__YOUR INSTRUCTIONS__.
A single number is the answer here: how many lines of the entries contain "Doha"?

__MATERIAL FOR THE TASK__.

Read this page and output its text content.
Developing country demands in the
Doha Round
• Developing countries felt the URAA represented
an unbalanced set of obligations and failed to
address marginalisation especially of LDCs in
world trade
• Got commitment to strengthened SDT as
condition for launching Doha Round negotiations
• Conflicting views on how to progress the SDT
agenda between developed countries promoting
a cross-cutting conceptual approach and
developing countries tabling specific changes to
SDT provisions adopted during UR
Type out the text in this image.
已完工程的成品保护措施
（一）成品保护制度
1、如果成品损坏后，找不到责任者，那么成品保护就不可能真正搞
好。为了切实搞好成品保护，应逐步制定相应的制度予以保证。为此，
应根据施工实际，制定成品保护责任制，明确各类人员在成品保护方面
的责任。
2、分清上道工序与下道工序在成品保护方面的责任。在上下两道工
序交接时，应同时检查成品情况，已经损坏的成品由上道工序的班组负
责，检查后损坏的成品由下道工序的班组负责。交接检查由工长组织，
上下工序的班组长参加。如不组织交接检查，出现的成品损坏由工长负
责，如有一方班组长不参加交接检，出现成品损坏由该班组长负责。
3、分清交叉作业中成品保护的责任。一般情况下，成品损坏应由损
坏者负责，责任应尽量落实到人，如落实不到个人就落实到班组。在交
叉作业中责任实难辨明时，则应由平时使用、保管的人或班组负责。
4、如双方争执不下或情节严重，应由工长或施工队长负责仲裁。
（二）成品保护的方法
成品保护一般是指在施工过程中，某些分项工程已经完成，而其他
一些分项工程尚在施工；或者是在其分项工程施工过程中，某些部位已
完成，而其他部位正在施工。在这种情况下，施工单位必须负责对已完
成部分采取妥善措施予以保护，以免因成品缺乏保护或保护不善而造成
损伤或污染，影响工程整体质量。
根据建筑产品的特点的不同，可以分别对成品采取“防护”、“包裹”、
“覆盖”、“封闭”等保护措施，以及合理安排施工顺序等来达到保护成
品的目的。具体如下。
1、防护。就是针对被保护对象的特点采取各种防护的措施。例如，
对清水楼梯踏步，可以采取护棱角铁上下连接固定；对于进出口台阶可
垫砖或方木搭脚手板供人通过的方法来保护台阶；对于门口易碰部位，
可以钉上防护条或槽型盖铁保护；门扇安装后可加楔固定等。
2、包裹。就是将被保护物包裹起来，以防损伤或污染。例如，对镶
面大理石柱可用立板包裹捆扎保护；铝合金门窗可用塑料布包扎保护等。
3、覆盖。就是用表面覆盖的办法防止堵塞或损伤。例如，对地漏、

__ANSWER TO THE TASK__.
2